Saved entries:

_ _ _

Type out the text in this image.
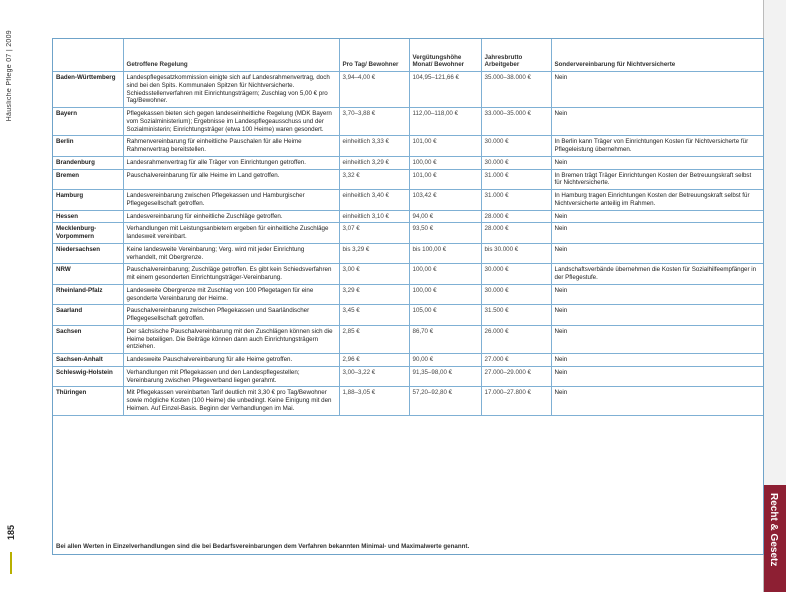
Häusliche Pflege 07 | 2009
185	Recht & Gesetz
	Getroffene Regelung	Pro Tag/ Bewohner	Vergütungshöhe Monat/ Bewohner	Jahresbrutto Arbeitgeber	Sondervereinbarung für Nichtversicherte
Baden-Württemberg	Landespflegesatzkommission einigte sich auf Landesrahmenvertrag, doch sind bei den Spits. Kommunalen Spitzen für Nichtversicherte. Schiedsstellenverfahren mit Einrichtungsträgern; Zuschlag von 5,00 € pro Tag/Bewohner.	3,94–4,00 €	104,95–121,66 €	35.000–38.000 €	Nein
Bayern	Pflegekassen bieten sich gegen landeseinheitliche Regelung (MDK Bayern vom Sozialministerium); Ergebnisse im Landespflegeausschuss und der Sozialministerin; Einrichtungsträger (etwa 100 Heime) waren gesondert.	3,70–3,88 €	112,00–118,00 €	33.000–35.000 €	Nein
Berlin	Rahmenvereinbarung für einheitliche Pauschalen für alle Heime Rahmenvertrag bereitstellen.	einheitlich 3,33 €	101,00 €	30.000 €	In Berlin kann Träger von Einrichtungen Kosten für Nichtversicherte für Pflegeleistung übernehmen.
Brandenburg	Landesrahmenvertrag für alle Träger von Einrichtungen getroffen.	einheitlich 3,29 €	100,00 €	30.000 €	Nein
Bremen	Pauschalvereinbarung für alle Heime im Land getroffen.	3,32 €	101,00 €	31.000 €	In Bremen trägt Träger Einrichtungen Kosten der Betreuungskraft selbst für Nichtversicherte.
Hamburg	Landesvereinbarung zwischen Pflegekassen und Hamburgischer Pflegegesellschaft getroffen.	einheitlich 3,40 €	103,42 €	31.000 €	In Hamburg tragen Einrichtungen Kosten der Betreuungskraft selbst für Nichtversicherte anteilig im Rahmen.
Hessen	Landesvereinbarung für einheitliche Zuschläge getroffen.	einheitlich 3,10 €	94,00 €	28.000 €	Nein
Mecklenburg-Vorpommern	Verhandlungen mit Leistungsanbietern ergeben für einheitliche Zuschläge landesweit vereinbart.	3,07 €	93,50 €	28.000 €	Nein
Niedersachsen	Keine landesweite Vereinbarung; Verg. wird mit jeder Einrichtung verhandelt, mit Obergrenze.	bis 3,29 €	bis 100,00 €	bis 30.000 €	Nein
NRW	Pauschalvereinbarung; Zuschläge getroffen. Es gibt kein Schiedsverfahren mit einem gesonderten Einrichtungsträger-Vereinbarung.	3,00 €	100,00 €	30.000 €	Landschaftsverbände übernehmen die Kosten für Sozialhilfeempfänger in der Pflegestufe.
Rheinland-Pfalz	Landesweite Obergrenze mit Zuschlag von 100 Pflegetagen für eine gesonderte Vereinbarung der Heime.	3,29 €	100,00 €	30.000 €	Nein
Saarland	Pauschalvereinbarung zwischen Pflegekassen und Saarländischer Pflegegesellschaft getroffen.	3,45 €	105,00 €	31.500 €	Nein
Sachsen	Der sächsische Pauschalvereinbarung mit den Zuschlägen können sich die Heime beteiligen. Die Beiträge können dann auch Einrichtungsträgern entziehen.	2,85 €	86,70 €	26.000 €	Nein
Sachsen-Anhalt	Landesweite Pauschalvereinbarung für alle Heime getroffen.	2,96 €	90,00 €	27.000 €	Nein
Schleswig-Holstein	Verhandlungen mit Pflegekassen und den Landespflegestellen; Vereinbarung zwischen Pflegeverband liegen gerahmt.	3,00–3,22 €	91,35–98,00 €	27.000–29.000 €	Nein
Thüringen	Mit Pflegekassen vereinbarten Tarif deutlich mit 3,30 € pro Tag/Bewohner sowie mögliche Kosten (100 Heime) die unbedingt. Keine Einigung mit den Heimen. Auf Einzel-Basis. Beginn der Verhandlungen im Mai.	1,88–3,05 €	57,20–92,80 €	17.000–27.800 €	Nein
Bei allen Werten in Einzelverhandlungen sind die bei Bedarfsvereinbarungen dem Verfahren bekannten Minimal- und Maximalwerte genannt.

_ _ _

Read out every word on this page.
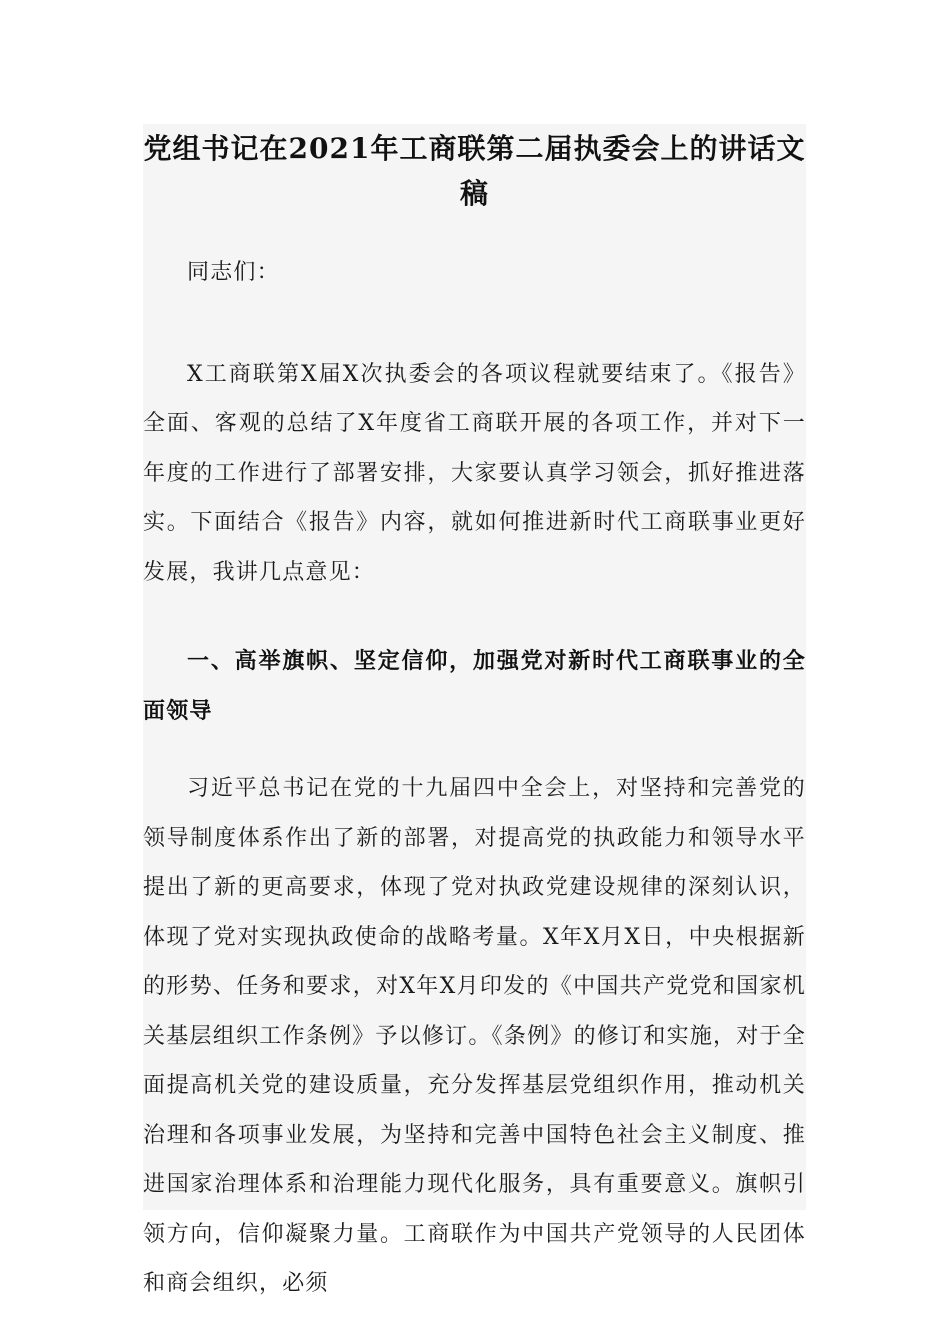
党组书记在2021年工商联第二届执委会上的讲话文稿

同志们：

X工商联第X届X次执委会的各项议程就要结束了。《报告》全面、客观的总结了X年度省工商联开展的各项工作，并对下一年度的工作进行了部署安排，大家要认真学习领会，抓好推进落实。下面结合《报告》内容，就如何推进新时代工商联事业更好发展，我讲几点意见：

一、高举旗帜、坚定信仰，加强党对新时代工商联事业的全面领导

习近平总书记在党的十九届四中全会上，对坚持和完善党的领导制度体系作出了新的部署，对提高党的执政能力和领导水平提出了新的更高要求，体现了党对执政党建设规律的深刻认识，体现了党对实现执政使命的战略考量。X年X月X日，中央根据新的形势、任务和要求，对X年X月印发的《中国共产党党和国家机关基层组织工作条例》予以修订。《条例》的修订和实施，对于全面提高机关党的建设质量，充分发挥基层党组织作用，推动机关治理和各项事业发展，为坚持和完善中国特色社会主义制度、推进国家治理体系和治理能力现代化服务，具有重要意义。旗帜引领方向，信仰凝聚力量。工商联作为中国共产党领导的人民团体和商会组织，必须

_ _ _

Your goal:
Check every line of the data above for the string "Einrichtungen", and copy those that have it.

Solution for this problem:
Berlin	Rahmenvereinbarung für einheitliche Pauschalen für alle Heime Rahmenvertrag bereitstellen.	einheitlich 3,33 €	101,00 €	30.000 €	In Berlin kann Träger von Einrichtungen Kosten für Nichtversicherte für Pflegeleistung übernehmen.
Brandenburg	Landesrahmenvertrag für alle Träger von Einrichtungen getroffen.	einheitlich 3,29 €	100,00 €	30.000 €	Nein
Bremen	Pauschalvereinbarung für alle Heime im Land getroffen.	3,32 €	101,00 €	31.000 €	In Bremen trägt Träger Einrichtungen Kosten der Betreuungskraft selbst für Nichtversicherte.
Hamburg	Landesvereinbarung zwischen Pflegekassen und Hamburgischer Pflegegesellschaft getroffen.	einheitlich 3,40 €	103,42 €	31.000 €	In Hamburg tragen Einrichtungen Kosten der Betreuungskraft selbst für Nichtversicherte anteilig im Rahmen.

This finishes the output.